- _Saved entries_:
┌──

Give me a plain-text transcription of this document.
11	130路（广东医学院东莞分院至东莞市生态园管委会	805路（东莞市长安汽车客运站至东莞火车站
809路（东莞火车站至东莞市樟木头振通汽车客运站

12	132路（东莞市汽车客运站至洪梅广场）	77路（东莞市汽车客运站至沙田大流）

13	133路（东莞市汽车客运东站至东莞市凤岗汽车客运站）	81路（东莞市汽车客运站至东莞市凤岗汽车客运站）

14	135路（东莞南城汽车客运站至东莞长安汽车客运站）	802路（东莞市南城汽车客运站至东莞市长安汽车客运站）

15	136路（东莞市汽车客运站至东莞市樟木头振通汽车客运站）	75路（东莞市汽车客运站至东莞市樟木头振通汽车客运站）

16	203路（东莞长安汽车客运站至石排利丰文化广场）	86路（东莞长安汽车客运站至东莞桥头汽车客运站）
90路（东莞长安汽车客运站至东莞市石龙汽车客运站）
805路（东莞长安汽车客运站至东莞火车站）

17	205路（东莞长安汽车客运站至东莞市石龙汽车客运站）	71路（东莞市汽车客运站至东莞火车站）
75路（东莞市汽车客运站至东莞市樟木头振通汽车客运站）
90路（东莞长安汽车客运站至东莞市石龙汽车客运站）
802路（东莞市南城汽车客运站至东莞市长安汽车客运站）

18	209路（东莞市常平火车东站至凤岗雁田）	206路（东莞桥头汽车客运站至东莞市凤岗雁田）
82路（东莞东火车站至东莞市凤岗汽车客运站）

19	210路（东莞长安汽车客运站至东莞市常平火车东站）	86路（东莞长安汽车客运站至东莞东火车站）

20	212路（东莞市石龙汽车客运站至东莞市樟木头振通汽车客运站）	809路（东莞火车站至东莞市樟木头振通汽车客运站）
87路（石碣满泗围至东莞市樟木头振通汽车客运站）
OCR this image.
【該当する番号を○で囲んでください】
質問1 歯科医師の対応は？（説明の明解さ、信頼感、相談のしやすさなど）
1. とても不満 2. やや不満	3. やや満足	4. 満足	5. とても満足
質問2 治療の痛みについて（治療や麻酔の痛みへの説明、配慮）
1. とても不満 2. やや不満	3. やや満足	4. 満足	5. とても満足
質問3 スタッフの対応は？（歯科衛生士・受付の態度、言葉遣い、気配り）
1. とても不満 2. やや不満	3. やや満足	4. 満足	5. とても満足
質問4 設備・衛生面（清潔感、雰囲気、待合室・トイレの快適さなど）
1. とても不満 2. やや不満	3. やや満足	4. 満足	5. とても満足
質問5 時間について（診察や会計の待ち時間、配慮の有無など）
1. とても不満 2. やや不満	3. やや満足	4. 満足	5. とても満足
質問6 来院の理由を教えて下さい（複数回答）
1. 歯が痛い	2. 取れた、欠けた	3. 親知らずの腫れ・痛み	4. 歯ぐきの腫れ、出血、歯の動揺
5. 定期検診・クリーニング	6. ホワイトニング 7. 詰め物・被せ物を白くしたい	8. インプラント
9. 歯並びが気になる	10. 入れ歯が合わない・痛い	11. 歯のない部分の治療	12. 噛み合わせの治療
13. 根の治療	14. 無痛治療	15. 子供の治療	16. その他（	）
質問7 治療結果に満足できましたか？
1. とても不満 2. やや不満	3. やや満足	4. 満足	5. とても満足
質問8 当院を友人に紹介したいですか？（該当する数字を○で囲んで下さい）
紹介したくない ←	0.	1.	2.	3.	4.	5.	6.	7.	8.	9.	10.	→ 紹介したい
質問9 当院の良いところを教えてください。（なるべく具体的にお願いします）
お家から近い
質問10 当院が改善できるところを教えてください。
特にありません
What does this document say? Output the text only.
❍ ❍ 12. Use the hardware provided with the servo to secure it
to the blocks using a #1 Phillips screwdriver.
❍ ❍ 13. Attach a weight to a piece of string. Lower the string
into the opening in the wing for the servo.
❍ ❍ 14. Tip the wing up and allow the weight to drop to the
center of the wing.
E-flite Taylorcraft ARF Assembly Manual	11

└──

- _Goal_: Return every line from the records above that holds the word "text".

- _Solution to this task_:
Give me a plain-text transcription of this document.
What does this document say? Output the text only.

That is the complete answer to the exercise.